* _Written task_:
Provide an exact transcription of all the records.

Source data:
=======

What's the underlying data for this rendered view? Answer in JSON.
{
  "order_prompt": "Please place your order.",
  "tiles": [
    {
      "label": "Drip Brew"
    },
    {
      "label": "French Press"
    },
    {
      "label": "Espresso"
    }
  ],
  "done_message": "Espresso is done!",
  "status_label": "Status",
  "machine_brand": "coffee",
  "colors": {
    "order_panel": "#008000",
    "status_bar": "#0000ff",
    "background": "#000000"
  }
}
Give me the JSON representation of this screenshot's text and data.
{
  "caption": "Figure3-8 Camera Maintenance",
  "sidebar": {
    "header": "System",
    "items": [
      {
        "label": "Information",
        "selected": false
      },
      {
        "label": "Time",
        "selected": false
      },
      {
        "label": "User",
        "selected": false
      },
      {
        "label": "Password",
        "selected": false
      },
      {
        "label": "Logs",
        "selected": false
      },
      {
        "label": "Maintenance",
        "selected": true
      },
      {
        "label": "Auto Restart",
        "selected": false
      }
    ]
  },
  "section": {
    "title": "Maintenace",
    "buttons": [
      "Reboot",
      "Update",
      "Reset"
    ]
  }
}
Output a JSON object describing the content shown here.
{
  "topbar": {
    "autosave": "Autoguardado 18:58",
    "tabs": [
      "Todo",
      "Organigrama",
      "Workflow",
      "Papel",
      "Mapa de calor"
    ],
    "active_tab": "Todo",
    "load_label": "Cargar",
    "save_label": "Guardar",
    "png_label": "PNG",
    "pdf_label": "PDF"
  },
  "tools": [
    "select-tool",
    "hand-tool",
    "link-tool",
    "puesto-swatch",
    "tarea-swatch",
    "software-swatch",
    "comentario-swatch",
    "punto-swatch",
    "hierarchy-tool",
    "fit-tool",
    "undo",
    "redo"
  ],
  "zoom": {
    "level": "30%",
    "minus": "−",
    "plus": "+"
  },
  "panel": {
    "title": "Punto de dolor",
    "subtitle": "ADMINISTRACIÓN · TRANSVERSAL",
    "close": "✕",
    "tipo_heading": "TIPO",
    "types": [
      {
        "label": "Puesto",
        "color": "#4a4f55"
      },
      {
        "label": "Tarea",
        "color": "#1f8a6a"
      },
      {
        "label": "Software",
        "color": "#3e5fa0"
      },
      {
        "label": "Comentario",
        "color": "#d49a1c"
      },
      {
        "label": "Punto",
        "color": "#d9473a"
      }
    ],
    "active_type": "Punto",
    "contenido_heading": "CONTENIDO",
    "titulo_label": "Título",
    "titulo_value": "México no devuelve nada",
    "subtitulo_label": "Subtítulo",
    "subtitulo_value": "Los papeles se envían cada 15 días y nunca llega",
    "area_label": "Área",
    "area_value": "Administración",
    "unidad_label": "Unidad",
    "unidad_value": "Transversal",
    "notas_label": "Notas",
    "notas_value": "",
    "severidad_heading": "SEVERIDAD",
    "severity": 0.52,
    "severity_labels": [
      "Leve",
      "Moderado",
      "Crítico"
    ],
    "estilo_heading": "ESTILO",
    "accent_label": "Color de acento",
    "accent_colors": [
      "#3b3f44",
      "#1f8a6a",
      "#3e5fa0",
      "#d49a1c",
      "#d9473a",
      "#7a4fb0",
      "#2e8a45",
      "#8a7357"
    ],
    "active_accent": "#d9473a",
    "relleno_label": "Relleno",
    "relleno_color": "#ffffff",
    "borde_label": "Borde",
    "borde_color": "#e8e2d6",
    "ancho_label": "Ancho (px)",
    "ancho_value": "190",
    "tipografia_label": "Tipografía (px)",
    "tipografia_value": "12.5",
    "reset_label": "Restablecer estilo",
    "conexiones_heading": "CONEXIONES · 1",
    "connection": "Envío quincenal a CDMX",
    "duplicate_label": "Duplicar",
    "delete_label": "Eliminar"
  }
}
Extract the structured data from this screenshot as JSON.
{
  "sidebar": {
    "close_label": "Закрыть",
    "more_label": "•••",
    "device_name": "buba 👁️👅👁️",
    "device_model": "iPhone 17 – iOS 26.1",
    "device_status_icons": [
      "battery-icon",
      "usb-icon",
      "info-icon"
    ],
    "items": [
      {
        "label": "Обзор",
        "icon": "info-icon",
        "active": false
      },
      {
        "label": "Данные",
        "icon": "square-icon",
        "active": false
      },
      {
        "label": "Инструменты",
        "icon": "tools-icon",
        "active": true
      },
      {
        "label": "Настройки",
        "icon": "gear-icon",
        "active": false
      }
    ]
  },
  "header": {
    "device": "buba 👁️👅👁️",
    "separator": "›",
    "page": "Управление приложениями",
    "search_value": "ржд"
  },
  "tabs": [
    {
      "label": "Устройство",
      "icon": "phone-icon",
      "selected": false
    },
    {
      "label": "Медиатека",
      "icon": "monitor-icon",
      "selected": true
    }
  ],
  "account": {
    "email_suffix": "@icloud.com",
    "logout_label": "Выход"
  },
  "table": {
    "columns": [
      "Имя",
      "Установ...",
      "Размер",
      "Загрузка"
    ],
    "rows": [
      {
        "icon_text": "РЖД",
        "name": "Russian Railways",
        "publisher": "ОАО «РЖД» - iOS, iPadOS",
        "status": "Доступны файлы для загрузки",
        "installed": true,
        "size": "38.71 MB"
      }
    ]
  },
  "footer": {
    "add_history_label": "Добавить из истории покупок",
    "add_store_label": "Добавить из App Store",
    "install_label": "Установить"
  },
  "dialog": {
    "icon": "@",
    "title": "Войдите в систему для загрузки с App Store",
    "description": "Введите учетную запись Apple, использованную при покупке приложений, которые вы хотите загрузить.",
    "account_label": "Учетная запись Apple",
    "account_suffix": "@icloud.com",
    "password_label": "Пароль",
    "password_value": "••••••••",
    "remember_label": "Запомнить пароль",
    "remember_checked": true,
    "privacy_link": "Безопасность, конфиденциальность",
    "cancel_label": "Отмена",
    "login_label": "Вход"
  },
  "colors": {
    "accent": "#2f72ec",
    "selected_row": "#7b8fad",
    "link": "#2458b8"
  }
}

=======

* _Worked solution_:
What's the underlying data for this rendered view? Answer in JSON.
{
  "order_prompt": "Please place your order.",
  "tiles": [
    {
      "label": "Drip Brew"
    },
    {
      "label": "French Press"
    },
    {
      "label": "Espresso"
    }
  ],
  "done_message": "Espresso is done!",
  "status_label": "Status",
  "machine_brand": "coffee",
  "colors": {
    "order_panel": "#008000",
    "status_bar": "#0000ff",
    "background": "#000000"
  }
}
Give me the JSON representation of this screenshot's text and data.
{
  "caption": "Figure3-8 Camera Maintenance",
  "sidebar": {
    "header": "System",
    "items": [
      {
        "label": "Information",
        "selected": false
      },
      {
        "label": "Time",
        "selected": false
      },
      {
        "label": "User",
        "selected": false
      },
      {
        "label": "Password",
        "selected": false
      },
      {
        "label": "Logs",
        "selected": false
      },
      {
        "label": "Maintenance",
        "selected": true
      },
      {
        "label": "Auto Restart",
        "selected": false
      }
    ]
  },
  "section": {
    "title": "Maintenace",
    "buttons": [
      "Reboot",
      "Update",
      "Reset"
    ]
  }
}
Output a JSON object describing the content shown here.
{
  "topbar": {
    "autosave": "Autoguardado 18:58",
    "tabs": [
      "Todo",
      "Organigrama",
      "Workflow",
      "Papel",
      "Mapa de calor"
    ],
    "active_tab": "Todo",
    "load_label": "Cargar",
    "save_label": "Guardar",
    "png_label": "PNG",
    "pdf_label": "PDF"
  },
  "tools": [
    "select-tool",
    "hand-tool",
    "link-tool",
    "puesto-swatch",
    "tarea-swatch",
    "software-swatch",
    "comentario-swatch",
    "punto-swatch",
    "hierarchy-tool",
    "fit-tool",
    "undo",
    "redo"
  ],
  "zoom": {
    "level": "30%",
    "minus": "−",
    "plus": "+"
  },
  "panel": {
    "title": "Punto de dolor",
    "subtitle": "ADMINISTRACIÓN · TRANSVERSAL",
    "close": "✕",
    "tipo_heading": "TIPO",
    "types": [
      {
        "label": "Puesto",
        "color": "#4a4f55"
      },
      {
        "label": "Tarea",
        "color": "#1f8a6a"
      },
      {
        "label": "Software",
        "color": "#3e5fa0"
      },
      {
        "label": "Comentario",
        "color": "#d49a1c"
      },
      {
        "label": "Punto",
        "color": "#d9473a"
      }
    ],
    "active_type": "Punto",
    "contenido_heading": "CONTENIDO",
    "titulo_label": "Título",
    "titulo_value": "México no devuelve nada",
    "subtitulo_label": "Subtítulo",
    "subtitulo_value": "Los papeles se envían cada 15 días y nunca llega",
    "area_label": "Área",
    "area_value": "Administración",
    "unidad_label": "Unidad",
    "unidad_value": "Transversal",
    "notas_label": "Notas",
    "notas_value": "",
    "severidad_heading": "SEVERIDAD",
    "severity": 0.52,
    "severity_labels": [
      "Leve",
      "Moderado",
      "Crítico"
    ],
    "estilo_heading": "ESTILO",
    "accent_label": "Color de acento",
    "accent_colors": [
      "#3b3f44",
      "#1f8a6a",
      "#3e5fa0",
      "#d49a1c",
      "#d9473a",
      "#7a4fb0",
      "#2e8a45",
      "#8a7357"
    ],
    "active_accent": "#d9473a",
    "relleno_label": "Relleno",
    "relleno_color": "#ffffff",
    "borde_label": "Borde",
    "borde_color": "#e8e2d6",
    "ancho_label": "Ancho (px)",
    "ancho_value": "190",
    "tipografia_label": "Tipografía (px)",
    "tipografia_value": "12.5",
    "reset_label": "Restablecer estilo",
    "conexiones_heading": "CONEXIONES · 1",
    "connection": "Envío quincenal a CDMX",
    "duplicate_label": "Duplicar",
    "delete_label": "Eliminar"
  }
}
Extract the structured data from this screenshot as JSON.
{
  "sidebar": {
    "close_label": "Закрыть",
    "more_label": "•••",
    "device_name": "buba 👁️👅👁️",
    "device_model": "iPhone 17 – iOS 26.1",
    "device_status_icons": [
      "battery-icon",
      "usb-icon",
      "info-icon"
    ],
    "items": [
      {
        "label": "Обзор",
        "icon": "info-icon",
        "active": false
      },
      {
        "label": "Данные",
        "icon": "square-icon",
        "active": false
      },
      {
        "label": "Инструменты",
        "icon": "tools-icon",
        "active": true
      },
      {
        "label": "Настройки",
        "icon": "gear-icon",
        "active": false
      }
    ]
  },
  "header": {
    "device": "buba 👁️👅👁️",
    "separator": "›",
    "page": "Управление приложениями",
    "search_value": "ржд"
  },
  "tabs": [
    {
      "label": "Устройство",
      "icon": "phone-icon",
      "selected": false
    },
    {
      "label": "Медиатека",
      "icon": "monitor-icon",
      "selected": true
    }
  ],
  "account": {
    "email_suffix": "@icloud.com",
    "logout_label": "Выход"
  },
  "table": {
    "columns": [
      "Имя",
      "Установ...",
      "Размер",
      "Загрузка"
    ],
    "rows": [
      {
        "icon_text": "РЖД",
        "name": "Russian Railways",
        "publisher": "ОАО «РЖД» - iOS, iPadOS",
        "status": "Доступны файлы для загрузки",
        "installed": true,
        "size": "38.71 MB"
      }
    ]
  },
  "footer": {
    "add_history_label": "Добавить из истории покупок",
    "add_store_label": "Добавить из App Store",
    "install_label": "Установить"
  },
  "dialog": {
    "icon": "@",
    "title": "Войдите в систему для загрузки с App Store",
    "description": "Введите учетную запись Apple, использованную при покупке приложений, которые вы хотите загрузить.",
    "account_label": "Учетная запись Apple",
    "account_suffix": "@icloud.com",
    "password_label": "Пароль",
    "password_value": "••••••••",
    "remember_label": "Запомнить пароль",
    "remember_checked": true,
    "privacy_link": "Безопасность, конфиденциальность",
    "cancel_label": "Отмена",
    "login_label": "Вход"
  },
  "colors": {
    "accent": "#2f72ec",
    "selected_row": "#7b8fad",
    "link": "#2458b8"
  }
}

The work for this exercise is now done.